begin Stored records
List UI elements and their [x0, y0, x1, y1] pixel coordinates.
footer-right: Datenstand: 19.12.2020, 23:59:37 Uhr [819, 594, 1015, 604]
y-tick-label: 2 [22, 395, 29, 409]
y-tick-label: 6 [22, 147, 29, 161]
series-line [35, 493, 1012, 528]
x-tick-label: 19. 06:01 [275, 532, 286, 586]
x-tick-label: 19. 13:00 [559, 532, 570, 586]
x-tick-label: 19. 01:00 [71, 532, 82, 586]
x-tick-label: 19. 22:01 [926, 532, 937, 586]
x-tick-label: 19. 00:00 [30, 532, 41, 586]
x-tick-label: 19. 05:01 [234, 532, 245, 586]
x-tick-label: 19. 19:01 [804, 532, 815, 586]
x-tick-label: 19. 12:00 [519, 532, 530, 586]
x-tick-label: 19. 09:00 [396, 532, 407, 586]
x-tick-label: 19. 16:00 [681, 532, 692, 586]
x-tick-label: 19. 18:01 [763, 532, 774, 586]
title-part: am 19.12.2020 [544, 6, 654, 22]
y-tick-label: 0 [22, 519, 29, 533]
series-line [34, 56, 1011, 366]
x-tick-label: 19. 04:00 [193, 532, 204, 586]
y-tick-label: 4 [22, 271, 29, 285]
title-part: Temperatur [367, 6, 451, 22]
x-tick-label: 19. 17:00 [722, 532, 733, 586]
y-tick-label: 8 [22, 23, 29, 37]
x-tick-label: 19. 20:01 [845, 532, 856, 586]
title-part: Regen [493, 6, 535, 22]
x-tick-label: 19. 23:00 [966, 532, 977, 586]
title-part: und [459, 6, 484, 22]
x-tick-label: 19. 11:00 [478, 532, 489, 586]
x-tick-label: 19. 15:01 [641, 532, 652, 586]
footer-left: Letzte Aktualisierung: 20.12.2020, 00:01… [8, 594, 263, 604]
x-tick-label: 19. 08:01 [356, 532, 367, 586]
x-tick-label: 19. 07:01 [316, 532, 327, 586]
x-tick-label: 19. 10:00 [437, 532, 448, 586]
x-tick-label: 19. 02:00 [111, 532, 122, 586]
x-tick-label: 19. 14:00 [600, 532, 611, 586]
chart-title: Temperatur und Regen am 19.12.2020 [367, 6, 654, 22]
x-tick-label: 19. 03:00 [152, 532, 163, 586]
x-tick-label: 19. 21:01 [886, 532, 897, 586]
end Stored records
» **Given task**: Print the listing above line for line, without changing anything.

» **Solution**:
List UI elements and their [x0, y0, x1, y1] pixel coordinates.
footer-right: Datenstand: 19.12.2020, 23:59:37 Uhr [819, 594, 1015, 604]
y-tick-label: 2 [22, 395, 29, 409]
y-tick-label: 6 [22, 147, 29, 161]
series-line [35, 493, 1012, 528]
x-tick-label: 19. 06:01 [275, 532, 286, 586]
x-tick-label: 19. 13:00 [559, 532, 570, 586]
x-tick-label: 19. 01:00 [71, 532, 82, 586]
x-tick-label: 19. 22:01 [926, 532, 937, 586]
x-tick-label: 19. 00:00 [30, 532, 41, 586]
x-tick-label: 19. 05:01 [234, 532, 245, 586]
x-tick-label: 19. 19:01 [804, 532, 815, 586]
x-tick-label: 19. 12:00 [519, 532, 530, 586]
x-tick-label: 19. 09:00 [396, 532, 407, 586]
x-tick-label: 19. 16:00 [681, 532, 692, 586]
x-tick-label: 19. 18:01 [763, 532, 774, 586]
title-part: am 19.12.2020 [544, 6, 654, 22]
y-tick-label: 0 [22, 519, 29, 533]
series-line [34, 56, 1011, 366]
x-tick-label: 19. 04:00 [193, 532, 204, 586]
y-tick-label: 4 [22, 271, 29, 285]
title-part: Temperatur [367, 6, 451, 22]
x-tick-label: 19. 17:00 [722, 532, 733, 586]
y-tick-label: 8 [22, 23, 29, 37]
x-tick-label: 19. 20:01 [845, 532, 856, 586]
title-part: Regen [493, 6, 535, 22]
x-tick-label: 19. 23:00 [966, 532, 977, 586]
title-part: und [459, 6, 484, 22]
x-tick-label: 19. 11:00 [478, 532, 489, 586]
x-tick-label: 19. 15:01 [641, 532, 652, 586]
footer-left: Letzte Aktualisierung: 20.12.2020, 00:01… [8, 594, 263, 604]
x-tick-label: 19. 08:01 [356, 532, 367, 586]
x-tick-label: 19. 07:01 [316, 532, 327, 586]
x-tick-label: 19. 10:00 [437, 532, 448, 586]
x-tick-label: 19. 02:00 [111, 532, 122, 586]
x-tick-label: 19. 14:00 [600, 532, 611, 586]
chart-title: Temperatur und Regen am 19.12.2020 [367, 6, 654, 22]
x-tick-label: 19. 03:00 [152, 532, 163, 586]
x-tick-label: 19. 21:01 [886, 532, 897, 586]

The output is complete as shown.